START Items
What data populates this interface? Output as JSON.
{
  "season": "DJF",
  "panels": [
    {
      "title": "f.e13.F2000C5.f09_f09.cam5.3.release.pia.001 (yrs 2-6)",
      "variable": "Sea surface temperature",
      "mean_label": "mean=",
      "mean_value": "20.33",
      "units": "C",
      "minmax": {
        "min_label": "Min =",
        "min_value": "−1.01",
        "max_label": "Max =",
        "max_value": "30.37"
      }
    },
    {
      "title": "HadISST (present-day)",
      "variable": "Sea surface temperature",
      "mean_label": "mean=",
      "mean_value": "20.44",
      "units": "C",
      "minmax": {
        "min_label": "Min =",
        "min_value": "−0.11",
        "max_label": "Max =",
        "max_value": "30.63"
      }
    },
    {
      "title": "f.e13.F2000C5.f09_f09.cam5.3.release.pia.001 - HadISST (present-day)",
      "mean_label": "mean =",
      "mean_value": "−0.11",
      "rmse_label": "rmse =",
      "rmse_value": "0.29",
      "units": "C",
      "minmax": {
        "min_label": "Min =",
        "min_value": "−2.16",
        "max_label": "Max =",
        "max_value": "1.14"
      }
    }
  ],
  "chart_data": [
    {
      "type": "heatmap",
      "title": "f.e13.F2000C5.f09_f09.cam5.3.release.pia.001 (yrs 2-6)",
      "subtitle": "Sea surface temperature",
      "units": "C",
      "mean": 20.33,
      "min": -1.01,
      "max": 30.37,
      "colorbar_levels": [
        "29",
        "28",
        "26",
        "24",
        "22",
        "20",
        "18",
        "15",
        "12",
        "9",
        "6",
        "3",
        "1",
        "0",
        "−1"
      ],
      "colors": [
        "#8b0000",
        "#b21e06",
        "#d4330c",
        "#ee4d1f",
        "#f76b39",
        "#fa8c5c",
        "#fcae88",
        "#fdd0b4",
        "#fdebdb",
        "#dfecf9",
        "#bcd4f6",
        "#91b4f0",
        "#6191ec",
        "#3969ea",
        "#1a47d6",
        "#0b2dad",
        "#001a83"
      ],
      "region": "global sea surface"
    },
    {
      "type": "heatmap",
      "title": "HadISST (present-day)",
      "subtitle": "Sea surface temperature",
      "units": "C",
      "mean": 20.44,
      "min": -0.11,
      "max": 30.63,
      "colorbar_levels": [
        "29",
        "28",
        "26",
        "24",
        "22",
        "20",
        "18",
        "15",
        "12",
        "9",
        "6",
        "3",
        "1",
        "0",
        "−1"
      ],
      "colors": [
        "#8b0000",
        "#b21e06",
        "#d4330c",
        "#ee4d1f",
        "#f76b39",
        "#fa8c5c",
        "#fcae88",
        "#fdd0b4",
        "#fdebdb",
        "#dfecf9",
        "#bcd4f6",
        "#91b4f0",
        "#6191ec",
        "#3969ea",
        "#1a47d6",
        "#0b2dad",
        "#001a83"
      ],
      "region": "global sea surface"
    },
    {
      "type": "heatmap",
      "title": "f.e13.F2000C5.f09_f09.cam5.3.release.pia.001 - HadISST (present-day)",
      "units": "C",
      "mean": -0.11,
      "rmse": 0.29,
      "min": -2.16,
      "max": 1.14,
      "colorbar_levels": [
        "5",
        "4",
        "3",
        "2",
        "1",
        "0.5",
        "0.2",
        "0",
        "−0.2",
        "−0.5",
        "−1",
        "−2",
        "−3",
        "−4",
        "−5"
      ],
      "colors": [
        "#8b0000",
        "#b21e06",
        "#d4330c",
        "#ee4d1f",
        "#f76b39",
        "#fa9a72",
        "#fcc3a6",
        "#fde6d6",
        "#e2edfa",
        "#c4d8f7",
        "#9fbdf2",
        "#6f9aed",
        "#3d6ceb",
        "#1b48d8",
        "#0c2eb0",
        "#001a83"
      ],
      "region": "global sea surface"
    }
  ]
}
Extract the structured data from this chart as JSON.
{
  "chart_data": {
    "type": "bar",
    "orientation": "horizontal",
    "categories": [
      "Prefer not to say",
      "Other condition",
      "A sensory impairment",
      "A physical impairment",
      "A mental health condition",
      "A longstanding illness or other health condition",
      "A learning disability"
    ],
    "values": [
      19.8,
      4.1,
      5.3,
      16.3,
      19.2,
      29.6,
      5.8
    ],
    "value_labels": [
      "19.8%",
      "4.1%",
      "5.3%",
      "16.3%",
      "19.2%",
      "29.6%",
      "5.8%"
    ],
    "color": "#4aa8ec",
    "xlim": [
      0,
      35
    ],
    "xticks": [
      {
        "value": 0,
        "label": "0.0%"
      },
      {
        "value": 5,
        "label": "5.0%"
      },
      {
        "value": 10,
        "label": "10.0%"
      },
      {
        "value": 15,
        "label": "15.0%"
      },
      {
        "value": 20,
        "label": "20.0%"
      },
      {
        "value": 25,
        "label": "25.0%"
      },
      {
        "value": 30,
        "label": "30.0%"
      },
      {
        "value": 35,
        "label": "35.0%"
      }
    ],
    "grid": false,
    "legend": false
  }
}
END Items
- _Aim of the exercise_
Repeat every line of the data, exactly and in full.

- _Solution to the problem_
What data populates this interface? Output as JSON.
{
  "season": "DJF",
  "panels": [
    {
      "title": "f.e13.F2000C5.f09_f09.cam5.3.release.pia.001 (yrs 2-6)",
      "variable": "Sea surface temperature",
      "mean_label": "mean=",
      "mean_value": "20.33",
      "units": "C",
      "minmax": {
        "min_label": "Min =",
        "min_value": "−1.01",
        "max_label": "Max =",
        "max_value": "30.37"
      }
    },
    {
      "title": "HadISST (present-day)",
      "variable": "Sea surface temperature",
      "mean_label": "mean=",
      "mean_value": "20.44",
      "units": "C",
      "minmax": {
        "min_label": "Min =",
        "min_value": "−0.11",
        "max_label": "Max =",
        "max_value": "30.63"
      }
    },
    {
      "title": "f.e13.F2000C5.f09_f09.cam5.3.release.pia.001 - HadISST (present-day)",
      "mean_label": "mean =",
      "mean_value": "−0.11",
      "rmse_label": "rmse =",
      "rmse_value": "0.29",
      "units": "C",
      "minmax": {
        "min_label": "Min =",
        "min_value": "−2.16",
        "max_label": "Max =",
        "max_value": "1.14"
      }
    }
  ],
  "chart_data": [
    {
      "type": "heatmap",
      "title": "f.e13.F2000C5.f09_f09.cam5.3.release.pia.001 (yrs 2-6)",
      "subtitle": "Sea surface temperature",
      "units": "C",
      "mean": 20.33,
      "min": -1.01,
      "max": 30.37,
      "colorbar_levels": [
        "29",
        "28",
        "26",
        "24",
        "22",
        "20",
        "18",
        "15",
        "12",
        "9",
        "6",
        "3",
        "1",
        "0",
        "−1"
      ],
      "colors": [
        "#8b0000",
        "#b21e06",
        "#d4330c",
        "#ee4d1f",
        "#f76b39",
        "#fa8c5c",
        "#fcae88",
        "#fdd0b4",
        "#fdebdb",
        "#dfecf9",
        "#bcd4f6",
        "#91b4f0",
        "#6191ec",
        "#3969ea",
        "#1a47d6",
        "#0b2dad",
        "#001a83"
      ],
      "region": "global sea surface"
    },
    {
      "type": "heatmap",
      "title": "HadISST (present-day)",
      "subtitle": "Sea surface temperature",
      "units": "C",
      "mean": 20.44,
      "min": -0.11,
      "max": 30.63,
      "colorbar_levels": [
        "29",
        "28",
        "26",
        "24",
        "22",
        "20",
        "18",
        "15",
        "12",
        "9",
        "6",
        "3",
        "1",
        "0",
        "−1"
      ],
      "colors": [
        "#8b0000",
        "#b21e06",
        "#d4330c",
        "#ee4d1f",
        "#f76b39",
        "#fa8c5c",
        "#fcae88",
        "#fdd0b4",
        "#fdebdb",
        "#dfecf9",
        "#bcd4f6",
        "#91b4f0",
        "#6191ec",
        "#3969ea",
        "#1a47d6",
        "#0b2dad",
        "#001a83"
      ],
      "region": "global sea surface"
    },
    {
      "type": "heatmap",
      "title": "f.e13.F2000C5.f09_f09.cam5.3.release.pia.001 - HadISST (present-day)",
      "units": "C",
      "mean": -0.11,
      "rmse": 0.29,
      "min": -2.16,
      "max": 1.14,
      "colorbar_levels": [
        "5",
        "4",
        "3",
        "2",
        "1",
        "0.5",
        "0.2",
        "0",
        "−0.2",
        "−0.5",
        "−1",
        "−2",
        "−3",
        "−4",
        "−5"
      ],
      "colors": [
        "#8b0000",
        "#b21e06",
        "#d4330c",
        "#ee4d1f",
        "#f76b39",
        "#fa9a72",
        "#fcc3a6",
        "#fde6d6",
        "#e2edfa",
        "#c4d8f7",
        "#9fbdf2",
        "#6f9aed",
        "#3d6ceb",
        "#1b48d8",
        "#0c2eb0",
        "#001a83"
      ],
      "region": "global sea surface"
    }
  ]
}
Extract the structured data from this chart as JSON.
{
  "chart_data": {
    "type": "bar",
    "orientation": "horizontal",
    "categories": [
      "Prefer not to say",
      "Other condition",
      "A sensory impairment",
      "A physical impairment",
      "A mental health condition",
      "A longstanding illness or other health condition",
      "A learning disability"
    ],
    "values": [
      19.8,
      4.1,
      5.3,
      16.3,
      19.2,
      29.6,
      5.8
    ],
    "value_labels": [
      "19.8%",
      "4.1%",
      "5.3%",
      "16.3%",
      "19.2%",
      "29.6%",
      "5.8%"
    ],
    "color": "#4aa8ec",
    "xlim": [
      0,
      35
    ],
    "xticks": [
      {
        "value": 0,
        "label": "0.0%"
      },
      {
        "value": 5,
        "label": "5.0%"
      },
      {
        "value": 10,
        "label": "10.0%"
      },
      {
        "value": 15,
        "label": "15.0%"
      },
      {
        "value": 20,
        "label": "20.0%"
      },
      {
        "value": 25,
        "label": "25.0%"
      },
      {
        "value": 30,
        "label": "30.0%"
      },
      {
        "value": 35,
        "label": "35.0%"
      }
    ],
    "grid": false,
    "legend": false
  }
}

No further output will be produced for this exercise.